### TASK PROMPT
Output each line exactly as it appears, skipping any embedded picture.

### RAW DATA
━━━━━━━━━━━━━━━━━━━━
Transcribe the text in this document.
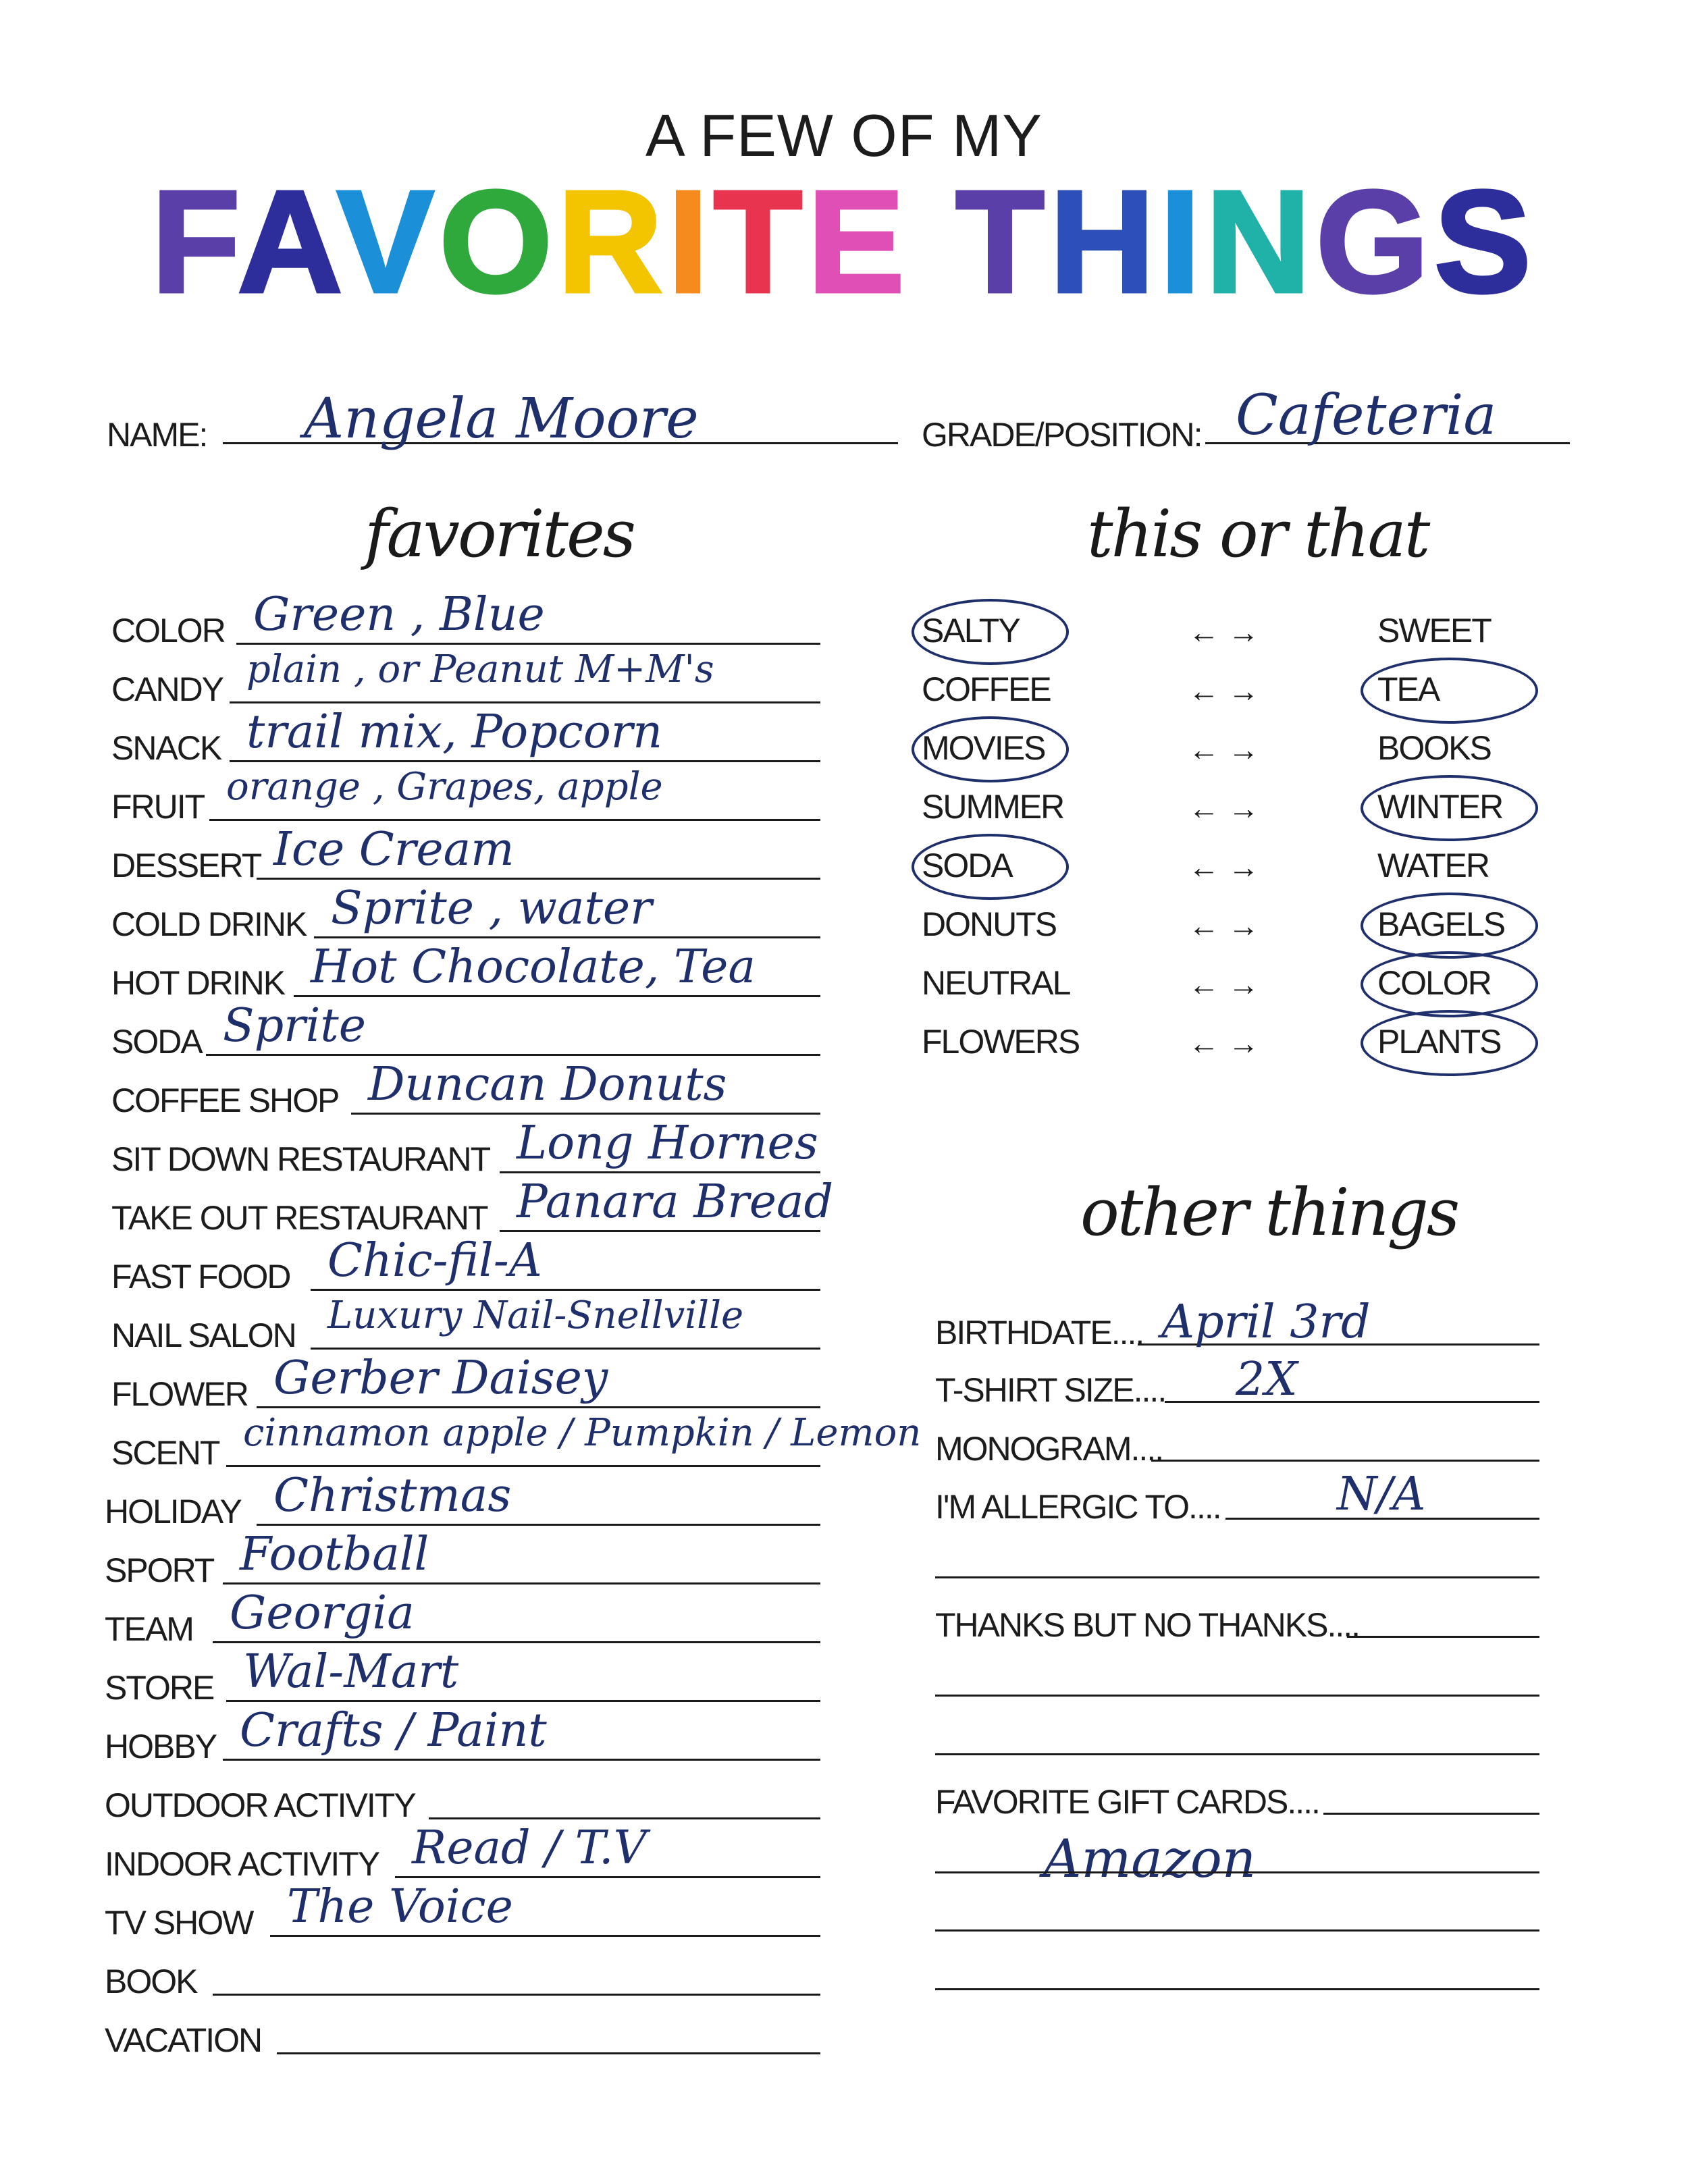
A FEW OF MY
FAVORITE THINGS
NAME: Angela Moore	GRADE/POSITION: Cafeteria
favorites	this or that
other things
COLOR Green , Blue
CANDY plain , or Peanut M+M's
SNACK trail mix, Popcorn
FRUIT orange , Grapes, apple
DESSERT Ice Cream
COLD DRINK Sprite , water
HOT DRINK Hot Chocolate, Tea
SODA Sprite
COFFEE SHOP Duncan Donuts
SIT DOWN RESTAURANT Long Hornes
TAKE OUT RESTAURANT Panara Bread
FAST FOOD Chic-fil-A
NAIL SALON Luxury Nail-Snellville
FLOWER Gerber Daisey
SCENT cinnamon apple / Pumpkin / Lemon
HOLIDAY Christmas
SPORT Football
TEAM Georgia
STORE Wal-Mart
HOBBY Crafts / Paint
OUTDOOR ACTIVITY
INDOOR ACTIVITY Read / T.V
TV SHOW The Voice
BOOK
VACATION
SALTY	← →	SWEET
COFFEE	← →	TEA
MOVIES	← →	BOOKS
SUMMER	← →	WINTER
SODA	← →	WATER
DONUTS	← →	BAGELS
NEUTRAL	← →	COLOR
FLOWERS	← →	PLANTS
BIRTHDATE.... April 3rd
T-SHIRT SIZE.... 2X
MONOGRAM....
I'M ALLERGIC TO....	N/A
THANKS BUT NO THANKS....
FAVORITE GIFT CARDS....
Amazon
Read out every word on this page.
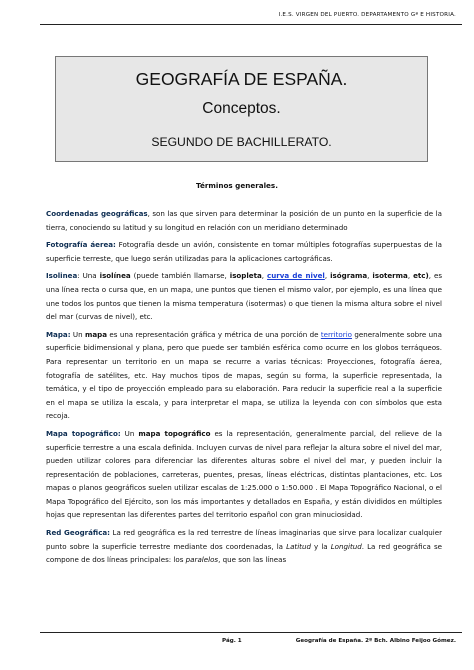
I.E.S. VIRGEN DEL PUERTO. DEPARTAMENTO Gª E HISTORIA.
GEOGRAFÍA DE ESPAÑA.
Conceptos.
SEGUNDO DE BACHILLERATO.
Términos generales.

Coordenadas geográficas, son las que sirven para determinar la posición de un punto en la superficie de la tierra, conociendo su latitud y su longitud en relación con un meridiano determinado

Fotografía áerea: Fotografía desde un avión, consistente en tomar múltiples fotografías superpuestas de la superficie terreste, que luego serán utilizadas para la aplicaciones cartográficas.

Isolinea: Una isolínea (puede también llamarse, isopleta, curva de nivel, isógrama, isoterma, etc), es una línea recta o cursa que, en un mapa, une puntos que tienen el mismo valor, por ejemplo, es una línea que une todos los puntos que tienen la misma temperatura (isotermas) o que tienen la misma altura sobre el nivel del mar (curvas de nivel), etc.

Mapa: Un mapa es una representación gráfica y métrica de una porción de territorio generalmente sobre una superficie bidimensional y plana, pero que puede ser también esférica como ocurre en los globos terráqueos. Para representar un territorio en un mapa se recurre a varias técnicas: Proyecciones, fotografía áerea, fotografía de satélites, etc. Hay muchos tipos de mapas, según su forma, la superficie representada, la temática, y el tipo de proyección empleado para su elaboración. Para reducir la superficie real a la superficie en el mapa se utiliza la escala, y para interpretar el mapa, se utiliza la leyenda con con símbolos que esta recoja.

Mapa topográfico: Un mapa topográfico es la representación, generalmente parcial, del relieve de la superficie terrestre a una escala definida. Incluyen curvas de nivel para reflejar la altura sobre el nivel del mar, pueden utilizar colores para diferenciar las diferentes alturas sobre el nivel del mar, y pueden incluir la representación de poblaciones, carreteras, puentes, presas, líneas eléctricas, distintas plantaciones, etc. Los mapas o planos geográficos suelen utilizar escalas de 1:25.000 o 1:50.000 . El Mapa Topográfico Nacional, o el Mapa Topográfico del Ejército, son los más importantes y detallados en España, y están divididos en múltiples hojas que representan las diferentes partes del territorio español con gran minuciosidad.

Red Geográfica: La red geográfica es la red terrestre de líneas imaginarias que sirve para localizar cualquier punto sobre la superficie terrestre mediante dos coordenadas, la Latitud y la Longitud. La red geográfica se compone de dos líneas principales: los paralelos, que son las líneas

Pág. 1	Geografía de España. 2º Bch. Albino Feijoo Gómez.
━━━━━━━━━━━━━━━━━━━━
### SOLUTION FOR THIS EXERCISE
Transcribe the text in this document.
A FEW OF MY
FAVORITE THINGS
NAME: Angela Moore	GRADE/POSITION: Cafeteria
favorites	this or that
other things
COLOR Green , Blue
CANDY plain , or Peanut M+M's
SNACK trail mix, Popcorn
FRUIT orange , Grapes, apple
DESSERT Ice Cream
COLD DRINK Sprite , water
HOT DRINK Hot Chocolate, Tea
SODA Sprite
COFFEE SHOP Duncan Donuts
SIT DOWN RESTAURANT Long Hornes
TAKE OUT RESTAURANT Panara Bread
FAST FOOD Chic-fil-A
NAIL SALON Luxury Nail-Snellville
FLOWER Gerber Daisey
SCENT cinnamon apple / Pumpkin / Lemon
HOLIDAY Christmas
SPORT Football
TEAM Georgia
STORE Wal-Mart
HOBBY Crafts / Paint
OUTDOOR ACTIVITY
INDOOR ACTIVITY Read / T.V
TV SHOW The Voice
BOOK
VACATION
SALTY	← →	SWEET
COFFEE	← →	TEA
MOVIES	← →	BOOKS
SUMMER	← →	WINTER
SODA	← →	WATER
DONUTS	← →	BAGELS
NEUTRAL	← →	COLOR
FLOWERS	← →	PLANTS
BIRTHDATE.... April 3rd
T-SHIRT SIZE.... 2X
MONOGRAM....
I'M ALLERGIC TO....	N/A
THANKS BUT NO THANKS....
FAVORITE GIFT CARDS....
Amazon
Read out every word on this page.
I.E.S. VIRGEN DEL PUERTO. DEPARTAMENTO Gª E HISTORIA.
GEOGRAFÍA DE ESPAÑA.
Conceptos.
SEGUNDO DE BACHILLERATO.
Términos generales.

Coordenadas geográficas, son las que sirven para determinar la posición de un punto en la superficie de la tierra, conociendo su latitud y su longitud en relación con un meridiano determinado

Fotografía áerea: Fotografía desde un avión, consistente en tomar múltiples fotografías superpuestas de la superficie terreste, que luego serán utilizadas para la aplicaciones cartográficas.

Isolinea: Una isolínea (puede también llamarse, isopleta, curva de nivel, isógrama, isoterma, etc), es una línea recta o cursa que, en un mapa, une puntos que tienen el mismo valor, por ejemplo, es una línea que une todos los puntos que tienen la misma temperatura (isotermas) o que tienen la misma altura sobre el nivel del mar (curvas de nivel), etc.

Mapa: Un mapa es una representación gráfica y métrica de una porción de territorio generalmente sobre una superficie bidimensional y plana, pero que puede ser también esférica como ocurre en los globos terráqueos. Para representar un territorio en un mapa se recurre a varias técnicas: Proyecciones, fotografía áerea, fotografía de satélites, etc. Hay muchos tipos de mapas, según su forma, la superficie representada, la temática, y el tipo de proyección empleado para su elaboración. Para reducir la superficie real a la superficie en el mapa se utiliza la escala, y para interpretar el mapa, se utiliza la leyenda con con símbolos que esta recoja.

Mapa topográfico: Un mapa topográfico es la representación, generalmente parcial, del relieve de la superficie terrestre a una escala definida. Incluyen curvas de nivel para reflejar la altura sobre el nivel del mar, pueden utilizar colores para diferenciar las diferentes alturas sobre el nivel del mar, y pueden incluir la representación de poblaciones, carreteras, puentes, presas, líneas eléctricas, distintas plantaciones, etc. Los mapas o planos geográficos suelen utilizar escalas de 1:25.000 o 1:50.000 . El Mapa Topográfico Nacional, o el Mapa Topográfico del Ejército, son los más importantes y detallados en España, y están divididos en múltiples hojas que representan las diferentes partes del territorio español con gran minuciosidad.

Red Geográfica: La red geográfica es la red terrestre de líneas imaginarias que sirve para localizar cualquier punto sobre la superficie terrestre mediante dos coordenadas, la Latitud y la Longitud. La red geográfica se compone de dos líneas principales: los paralelos, que son las líneas

Pág. 1	Geografía de España. 2º Bch. Albino Feijoo Gómez.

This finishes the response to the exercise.